Given problem:
Reproduce the listing below line for line from its first line, stopping after the line that contains "Text: Contains HM".

═══ Information shown ═══

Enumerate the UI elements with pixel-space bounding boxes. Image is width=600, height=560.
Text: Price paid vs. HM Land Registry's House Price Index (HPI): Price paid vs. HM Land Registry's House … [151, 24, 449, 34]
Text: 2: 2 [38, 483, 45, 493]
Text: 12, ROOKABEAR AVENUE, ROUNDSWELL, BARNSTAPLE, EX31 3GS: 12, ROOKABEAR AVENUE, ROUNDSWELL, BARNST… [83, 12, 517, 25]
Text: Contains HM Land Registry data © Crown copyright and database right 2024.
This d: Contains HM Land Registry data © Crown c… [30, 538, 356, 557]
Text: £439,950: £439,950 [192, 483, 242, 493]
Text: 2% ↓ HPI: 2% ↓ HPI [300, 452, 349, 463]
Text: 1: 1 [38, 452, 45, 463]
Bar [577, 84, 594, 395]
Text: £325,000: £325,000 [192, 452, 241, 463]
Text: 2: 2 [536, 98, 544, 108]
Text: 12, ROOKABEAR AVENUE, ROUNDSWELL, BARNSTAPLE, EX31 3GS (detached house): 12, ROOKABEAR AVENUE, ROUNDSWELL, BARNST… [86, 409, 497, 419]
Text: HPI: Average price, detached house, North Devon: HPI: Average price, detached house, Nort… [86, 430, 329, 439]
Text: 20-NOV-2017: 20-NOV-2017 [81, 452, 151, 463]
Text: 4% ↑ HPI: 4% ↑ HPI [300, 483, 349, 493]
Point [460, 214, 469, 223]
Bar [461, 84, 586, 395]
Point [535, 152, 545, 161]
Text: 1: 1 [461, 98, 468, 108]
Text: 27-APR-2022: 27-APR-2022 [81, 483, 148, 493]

═══

Task response:
Enumerate the UI elements with pixel-space bounding boxes. Image is width=600, height=560.
Text: Price paid vs. HM Land Registry's House Price Index (HPI): Price paid vs. HM Land Registry's House … [151, 24, 449, 34]
Text: 2: 2 [38, 483, 45, 493]
Text: 12, ROOKABEAR AVENUE, ROUNDSWELL, BARNSTAPLE, EX31 3GS: 12, ROOKABEAR AVENUE, ROUNDSWELL, BARNST… [83, 12, 517, 25]
Text: Contains HM Land Registry data © Crown copyright and database right 2024.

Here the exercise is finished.